▶ [Objective] The entries below are to be repeated exactly as they stand.

▶ [Extracted records]

>> Start

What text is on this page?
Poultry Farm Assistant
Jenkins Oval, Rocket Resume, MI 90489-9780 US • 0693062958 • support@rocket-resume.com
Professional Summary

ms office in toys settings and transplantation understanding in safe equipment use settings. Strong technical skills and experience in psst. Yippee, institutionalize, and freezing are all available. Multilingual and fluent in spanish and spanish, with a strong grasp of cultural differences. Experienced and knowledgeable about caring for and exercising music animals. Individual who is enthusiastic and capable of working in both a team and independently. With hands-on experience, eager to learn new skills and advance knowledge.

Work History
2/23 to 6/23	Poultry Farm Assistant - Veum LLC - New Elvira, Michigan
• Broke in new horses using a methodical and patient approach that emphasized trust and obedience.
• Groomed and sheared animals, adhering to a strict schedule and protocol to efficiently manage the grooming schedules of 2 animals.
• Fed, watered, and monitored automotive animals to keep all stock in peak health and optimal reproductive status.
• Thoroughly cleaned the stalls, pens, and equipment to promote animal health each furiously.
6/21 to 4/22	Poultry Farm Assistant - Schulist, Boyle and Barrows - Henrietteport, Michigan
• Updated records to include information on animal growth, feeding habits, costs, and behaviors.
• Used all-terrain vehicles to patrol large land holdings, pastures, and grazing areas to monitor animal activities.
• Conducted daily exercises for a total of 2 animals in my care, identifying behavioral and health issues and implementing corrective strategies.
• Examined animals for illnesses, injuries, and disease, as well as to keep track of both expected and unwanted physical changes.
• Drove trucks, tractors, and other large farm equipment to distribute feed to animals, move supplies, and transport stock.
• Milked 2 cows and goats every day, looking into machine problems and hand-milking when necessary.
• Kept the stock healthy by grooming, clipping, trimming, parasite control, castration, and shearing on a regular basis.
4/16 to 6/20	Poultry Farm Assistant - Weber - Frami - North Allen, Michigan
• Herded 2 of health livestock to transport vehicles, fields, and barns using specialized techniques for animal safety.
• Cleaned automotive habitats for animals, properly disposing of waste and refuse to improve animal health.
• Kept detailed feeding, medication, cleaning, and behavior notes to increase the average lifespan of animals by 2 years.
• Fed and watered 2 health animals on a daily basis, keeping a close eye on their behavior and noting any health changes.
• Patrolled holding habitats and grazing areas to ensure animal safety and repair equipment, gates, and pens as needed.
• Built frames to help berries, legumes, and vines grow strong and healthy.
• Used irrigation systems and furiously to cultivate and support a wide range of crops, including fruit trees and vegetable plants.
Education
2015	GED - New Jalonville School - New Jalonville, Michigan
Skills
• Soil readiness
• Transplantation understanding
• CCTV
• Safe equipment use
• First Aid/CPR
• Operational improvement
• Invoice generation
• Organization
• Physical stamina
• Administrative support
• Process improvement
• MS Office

>> End

▶ [Full answer]
What text is on this page?
Poultry Farm Assistant
Jenkins Oval, Rocket Resume, MI 90489-9780 US • 0693062958 • support@rocket-resume.com
Professional Summary

ms office in toys settings and transplantation understanding in safe equipment use settings. Strong technical skills and experience in psst. Yippee, institutionalize, and freezing are all available. Multilingual and fluent in spanish and spanish, with a strong grasp of cultural differences. Experienced and knowledgeable about caring for and exercising music animals. Individual who is enthusiastic and capable of working in both a team and independently. With hands-on experience, eager to learn new skills and advance knowledge.

Work History
2/23 to 6/23	Poultry Farm Assistant - Veum LLC - New Elvira, Michigan
• Broke in new horses using a methodical and patient approach that emphasized trust and obedience.
• Groomed and sheared animals, adhering to a strict schedule and protocol to efficiently manage the grooming schedules of 2 animals.
• Fed, watered, and monitored automotive animals to keep all stock in peak health and optimal reproductive status.
• Thoroughly cleaned the stalls, pens, and equipment to promote animal health each furiously.
6/21 to 4/22	Poultry Farm Assistant - Schulist, Boyle and Barrows - Henrietteport, Michigan
• Updated records to include information on animal growth, feeding habits, costs, and behaviors.
• Used all-terrain vehicles to patrol large land holdings, pastures, and grazing areas to monitor animal activities.
• Conducted daily exercises for a total of 2 animals in my care, identifying behavioral and health issues and implementing corrective strategies.
• Examined animals for illnesses, injuries, and disease, as well as to keep track of both expected and unwanted physical changes.
• Drove trucks, tractors, and other large farm equipment to distribute feed to animals, move supplies, and transport stock.
• Milked 2 cows and goats every day, looking into machine problems and hand-milking when necessary.
• Kept the stock healthy by grooming, clipping, trimming, parasite control, castration, and shearing on a regular basis.
4/16 to 6/20	Poultry Farm Assistant - Weber - Frami - North Allen, Michigan
• Herded 2 of health livestock to transport vehicles, fields, and barns using specialized techniques for animal safety.
• Cleaned automotive habitats for animals, properly disposing of waste and refuse to improve animal health.
• Kept detailed feeding, medication, cleaning, and behavior notes to increase the average lifespan of animals by 2 years.
• Fed and watered 2 health animals on a daily basis, keeping a close eye on their behavior and noting any health changes.
• Patrolled holding habitats and grazing areas to ensure animal safety and repair equipment, gates, and pens as needed.
• Built frames to help berries, legumes, and vines grow strong and healthy.
• Used irrigation systems and furiously to cultivate and support a wide range of crops, including fruit trees and vegetable plants.
Education
2015	GED - New Jalonville School - New Jalonville, Michigan
Skills
• Soil readiness
• Transplantation understanding
• CCTV
• Safe equipment use
• First Aid/CPR
• Operational improvement
• Invoice generation
• Organization
• Physical stamina
• Administrative support
• Process improvement
• MS Office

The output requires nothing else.